* Text for analysis:
*** Begin section ***

# Lenka Zdeborová

### Biography

Lenka Zdeborová is a Professor of Physics and of Computer Science in École Polytechnique Fédérale de Lausanne where she leads the Statistical Physics of Computation Laboratory. She received a PhD in physics from University Paris-Sud and from Charles University in Prague in 2008. She spent two years in the Los Alamos National Laboratory as the Director's Postdoctoral Fellow. Between 2010 and 2020 she was a researcher at CNRS working in the Institute of Theoretical Physics in CEA Saclay, France. In 2014, she was awarded the CNRS bronze medal, in 2016 Philippe Meyer prize in theoretical physics and an ERC Starting Grant, in 2018 the Irène Joliot-Curie prize, in 2021 the Gibbs lectureship of AMS. She is an editorial board member for Journal of Physics A, Physical Review E, Physical Review X, SIMODS, Machine Learning: Science and Technology, and Information and Inference. Lenka's expertise is in applications of concepts from statistical physics, such as advanced mean field methods, replica method and related message-passing algorithms, to problems in machine learning, signal processing, inference and optimization. She enjoys erasing the boundaries between theoretical physics, mathematics and computer science.### Teaching & PhD

#### Teaching

Physics

#### PhD Programs

Doctoral Program in Physics

Doctoral program in computer and communication sciences

#### PhD Students

Behrens Freya, Clarte Lucas Andry, Cui Hugo Chao, Duranthon Odilon Marie Cyprien, Piccioli Giovanni, Troiani Emanuele,### Courses

#### Machine learning for physicists

* Examples and types of problems that machine learning can solve.
* Linear regression in matrix notation. The concept of prediction, estimation. Least squares method. High-dimensional underdetermined problems and the concept of regularization aka ridge regression. Polynomial regression. The concept of bias and variance trade-off and overfitting. Usage of train, validation and test sets.

#### Statistical physics of computation

Interest in the methods and concepts of statistical physics is rapidly growing in fields as diverse as theoretical computer science, probability theory, machine learning, discrete mathematics, optimization, signal processing and others. Large part of the related work has relied on the use of message-passing algorithms and their connection to the statistical physics of glasses and spin glasses.

#### Statistical physics for optimization & learning

This course covers the statistical physics approach to computer science problems, with an emphasis on heuristic & rigorous mathematical technics, ranging from graph theory and constraint satisfaction to inference to machine learning, neural networks and statitics.

#### Lecture series on scientific machine learning

This lecture presents ongoing work on how scientific questions can be tackled using machine learning. Machine learning enables extracting knowledge from data computationally and in an automatized way. We will learn on examples how this is influencing the very scientific method.

*** End section ***

* Data extract:

*** Begin section ***

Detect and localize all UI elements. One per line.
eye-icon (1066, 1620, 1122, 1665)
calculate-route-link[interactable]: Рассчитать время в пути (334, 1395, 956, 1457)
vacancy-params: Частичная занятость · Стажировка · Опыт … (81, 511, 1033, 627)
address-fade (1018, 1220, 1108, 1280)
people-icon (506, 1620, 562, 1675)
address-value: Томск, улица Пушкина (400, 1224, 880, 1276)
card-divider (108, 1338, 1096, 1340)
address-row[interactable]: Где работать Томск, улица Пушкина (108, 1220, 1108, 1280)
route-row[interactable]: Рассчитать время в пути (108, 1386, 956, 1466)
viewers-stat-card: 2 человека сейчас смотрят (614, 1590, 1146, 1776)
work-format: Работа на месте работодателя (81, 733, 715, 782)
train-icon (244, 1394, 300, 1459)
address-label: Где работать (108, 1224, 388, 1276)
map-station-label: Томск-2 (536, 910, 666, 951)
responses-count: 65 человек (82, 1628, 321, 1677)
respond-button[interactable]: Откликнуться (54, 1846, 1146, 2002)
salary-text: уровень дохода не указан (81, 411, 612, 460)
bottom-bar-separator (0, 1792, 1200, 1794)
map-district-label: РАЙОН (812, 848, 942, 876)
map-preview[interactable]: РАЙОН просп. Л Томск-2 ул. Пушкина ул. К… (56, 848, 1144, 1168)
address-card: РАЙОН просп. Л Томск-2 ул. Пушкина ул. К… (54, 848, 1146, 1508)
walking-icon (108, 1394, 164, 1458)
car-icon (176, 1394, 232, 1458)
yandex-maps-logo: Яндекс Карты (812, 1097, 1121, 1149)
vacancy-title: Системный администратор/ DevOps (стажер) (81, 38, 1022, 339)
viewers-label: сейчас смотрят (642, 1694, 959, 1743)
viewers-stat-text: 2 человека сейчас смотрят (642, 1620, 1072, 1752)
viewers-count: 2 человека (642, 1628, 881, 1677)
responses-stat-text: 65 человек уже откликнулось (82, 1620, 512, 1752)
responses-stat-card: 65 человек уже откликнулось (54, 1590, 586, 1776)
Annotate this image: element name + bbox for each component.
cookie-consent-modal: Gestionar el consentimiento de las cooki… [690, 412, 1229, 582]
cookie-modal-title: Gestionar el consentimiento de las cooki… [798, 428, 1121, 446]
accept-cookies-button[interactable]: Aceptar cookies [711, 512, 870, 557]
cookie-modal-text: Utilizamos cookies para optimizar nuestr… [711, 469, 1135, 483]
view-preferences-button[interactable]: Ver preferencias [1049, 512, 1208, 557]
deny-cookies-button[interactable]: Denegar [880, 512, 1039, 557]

*** End section ***

Please answer these questions from the profile of Lenka Zdeborová:
(a) In what year did she receive her PhD?
(b) Which prize was she awarded in 2018?
(c) In the description of the course "Statistical physics of computation," which kind of algorithms is a large part of the related work said to have relied on?
The rows have no connection to the profile.

* Response:
(a) 2008
(b) The Irène Joliot-Curie prize
(c) Message-passing algorithms